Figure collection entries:
§

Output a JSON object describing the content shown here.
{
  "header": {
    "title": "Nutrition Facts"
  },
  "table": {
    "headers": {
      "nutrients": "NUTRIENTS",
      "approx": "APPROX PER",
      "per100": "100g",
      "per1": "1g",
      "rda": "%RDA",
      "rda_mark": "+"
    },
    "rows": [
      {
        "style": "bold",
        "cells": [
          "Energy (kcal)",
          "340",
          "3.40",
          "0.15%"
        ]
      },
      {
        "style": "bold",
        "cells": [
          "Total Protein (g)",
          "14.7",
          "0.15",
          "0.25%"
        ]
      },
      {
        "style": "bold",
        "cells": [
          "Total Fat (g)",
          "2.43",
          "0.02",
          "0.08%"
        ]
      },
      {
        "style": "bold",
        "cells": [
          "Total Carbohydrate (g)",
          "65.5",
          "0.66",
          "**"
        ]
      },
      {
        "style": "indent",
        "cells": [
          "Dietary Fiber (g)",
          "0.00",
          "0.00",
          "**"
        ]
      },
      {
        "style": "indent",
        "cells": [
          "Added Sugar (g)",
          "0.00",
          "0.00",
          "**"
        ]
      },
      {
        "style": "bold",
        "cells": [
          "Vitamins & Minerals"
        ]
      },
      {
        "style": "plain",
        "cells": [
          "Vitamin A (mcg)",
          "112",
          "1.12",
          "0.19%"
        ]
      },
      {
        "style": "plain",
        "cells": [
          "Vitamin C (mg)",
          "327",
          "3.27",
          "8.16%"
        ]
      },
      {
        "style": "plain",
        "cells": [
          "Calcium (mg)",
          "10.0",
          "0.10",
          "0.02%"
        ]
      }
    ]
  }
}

§

- Action item -
Copy each entry above exactly, leaving nothing out.

- Answer to this task -
Output a JSON object describing the content shown here.
{
  "header": {
    "title": "Nutrition Facts"
  },
  "table": {
    "headers": {
      "nutrients": "NUTRIENTS",
      "approx": "APPROX PER",
      "per100": "100g",
      "per1": "1g",
      "rda": "%RDA",
      "rda_mark": "+"
    },
    "rows": [
      {
        "style": "bold",
        "cells": [
          "Energy (kcal)",
          "340",
          "3.40",
          "0.15%"
        ]
      },
      {
        "style": "bold",
        "cells": [
          "Total Protein (g)",
          "14.7",
          "0.15",
          "0.25%"
        ]
      },
      {
        "style": "bold",
        "cells": [
          "Total Fat (g)",
          "2.43",
          "0.02",
          "0.08%"
        ]
      },
      {
        "style": "bold",
        "cells": [
          "Total Carbohydrate (g)",
          "65.5",
          "0.66",
          "**"
        ]
      },
      {
        "style": "indent",
        "cells": [
          "Dietary Fiber (g)",
          "0.00",
          "0.00",
          "**"
        ]
      },
      {
        "style": "indent",
        "cells": [
          "Added Sugar (g)",
          "0.00",
          "0.00",
          "**"
        ]
      },
      {
        "style": "bold",
        "cells": [
          "Vitamins & Minerals"
        ]
      },
      {
        "style": "plain",
        "cells": [
          "Vitamin A (mcg)",
          "112",
          "1.12",
          "0.19%"
        ]
      },
      {
        "style": "plain",
        "cells": [
          "Vitamin C (mg)",
          "327",
          "3.27",
          "8.16%"
        ]
      },
      {
        "style": "plain",
        "cells": [
          "Calcium (mg)",
          "10.0",
          "0.10",
          "0.02%"
        ]
      }
    ]
  }
}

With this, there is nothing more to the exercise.